#### Written request
Below are records. Copy every line with "JSON" in it.

══ Dataset entries

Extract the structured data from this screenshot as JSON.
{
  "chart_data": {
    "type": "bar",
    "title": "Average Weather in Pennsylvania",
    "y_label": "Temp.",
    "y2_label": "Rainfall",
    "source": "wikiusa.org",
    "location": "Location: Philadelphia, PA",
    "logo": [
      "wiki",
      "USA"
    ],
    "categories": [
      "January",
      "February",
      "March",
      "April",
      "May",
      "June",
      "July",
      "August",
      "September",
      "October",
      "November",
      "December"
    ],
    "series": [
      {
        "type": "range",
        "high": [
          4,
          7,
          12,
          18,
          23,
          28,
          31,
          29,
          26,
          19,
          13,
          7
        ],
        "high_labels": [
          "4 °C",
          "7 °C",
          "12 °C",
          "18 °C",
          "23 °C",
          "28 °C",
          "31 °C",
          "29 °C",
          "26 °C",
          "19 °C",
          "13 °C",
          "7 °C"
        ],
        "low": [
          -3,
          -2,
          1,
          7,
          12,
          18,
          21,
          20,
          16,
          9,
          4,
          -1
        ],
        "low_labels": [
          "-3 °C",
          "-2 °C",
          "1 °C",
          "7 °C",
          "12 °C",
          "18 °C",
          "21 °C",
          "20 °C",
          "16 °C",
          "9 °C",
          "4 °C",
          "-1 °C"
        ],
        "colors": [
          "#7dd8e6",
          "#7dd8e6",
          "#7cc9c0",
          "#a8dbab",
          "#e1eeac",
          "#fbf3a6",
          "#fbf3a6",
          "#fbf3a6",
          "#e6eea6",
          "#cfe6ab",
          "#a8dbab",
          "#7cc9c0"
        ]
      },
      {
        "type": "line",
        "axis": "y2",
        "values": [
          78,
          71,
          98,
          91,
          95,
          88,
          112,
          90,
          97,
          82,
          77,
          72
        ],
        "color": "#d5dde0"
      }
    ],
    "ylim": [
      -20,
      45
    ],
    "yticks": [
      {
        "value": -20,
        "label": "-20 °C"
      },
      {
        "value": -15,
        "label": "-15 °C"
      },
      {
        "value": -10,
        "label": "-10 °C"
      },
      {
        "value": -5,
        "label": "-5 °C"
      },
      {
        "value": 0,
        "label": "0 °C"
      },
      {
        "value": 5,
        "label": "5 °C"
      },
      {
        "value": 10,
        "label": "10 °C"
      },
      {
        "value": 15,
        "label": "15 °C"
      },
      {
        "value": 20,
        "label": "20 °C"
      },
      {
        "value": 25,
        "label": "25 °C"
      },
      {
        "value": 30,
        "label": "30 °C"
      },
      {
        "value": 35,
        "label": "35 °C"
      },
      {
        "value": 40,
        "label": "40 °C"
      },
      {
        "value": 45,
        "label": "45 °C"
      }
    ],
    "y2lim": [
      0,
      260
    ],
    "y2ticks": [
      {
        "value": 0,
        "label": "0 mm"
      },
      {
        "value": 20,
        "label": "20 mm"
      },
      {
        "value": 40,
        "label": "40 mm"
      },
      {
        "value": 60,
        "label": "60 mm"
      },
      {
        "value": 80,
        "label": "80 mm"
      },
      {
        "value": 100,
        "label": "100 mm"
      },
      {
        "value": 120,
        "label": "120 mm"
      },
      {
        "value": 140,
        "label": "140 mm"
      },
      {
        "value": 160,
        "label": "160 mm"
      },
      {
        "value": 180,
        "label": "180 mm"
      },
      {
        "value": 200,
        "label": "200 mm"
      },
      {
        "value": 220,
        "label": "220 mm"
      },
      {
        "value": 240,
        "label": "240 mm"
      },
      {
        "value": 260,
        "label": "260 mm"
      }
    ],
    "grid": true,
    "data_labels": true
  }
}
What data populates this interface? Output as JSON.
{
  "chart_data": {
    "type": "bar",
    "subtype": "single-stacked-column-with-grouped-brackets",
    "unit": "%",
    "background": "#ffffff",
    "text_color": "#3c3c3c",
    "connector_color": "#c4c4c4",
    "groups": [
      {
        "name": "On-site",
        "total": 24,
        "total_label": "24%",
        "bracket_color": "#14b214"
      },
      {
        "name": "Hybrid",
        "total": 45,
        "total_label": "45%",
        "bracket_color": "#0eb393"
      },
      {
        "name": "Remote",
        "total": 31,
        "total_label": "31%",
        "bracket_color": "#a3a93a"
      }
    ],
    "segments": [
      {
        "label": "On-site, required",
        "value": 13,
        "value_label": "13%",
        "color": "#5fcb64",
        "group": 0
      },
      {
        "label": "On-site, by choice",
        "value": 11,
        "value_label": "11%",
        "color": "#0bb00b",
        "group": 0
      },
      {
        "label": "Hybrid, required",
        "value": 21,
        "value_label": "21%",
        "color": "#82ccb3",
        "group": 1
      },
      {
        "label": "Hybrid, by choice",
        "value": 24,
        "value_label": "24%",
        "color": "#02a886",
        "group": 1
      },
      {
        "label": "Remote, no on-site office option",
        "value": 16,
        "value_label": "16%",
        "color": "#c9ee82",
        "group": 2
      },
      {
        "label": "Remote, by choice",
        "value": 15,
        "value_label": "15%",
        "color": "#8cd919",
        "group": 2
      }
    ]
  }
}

════

#### Solution for this problem
Extract the structured data from this screenshot as JSON.
What data populates this interface? Output as JSON.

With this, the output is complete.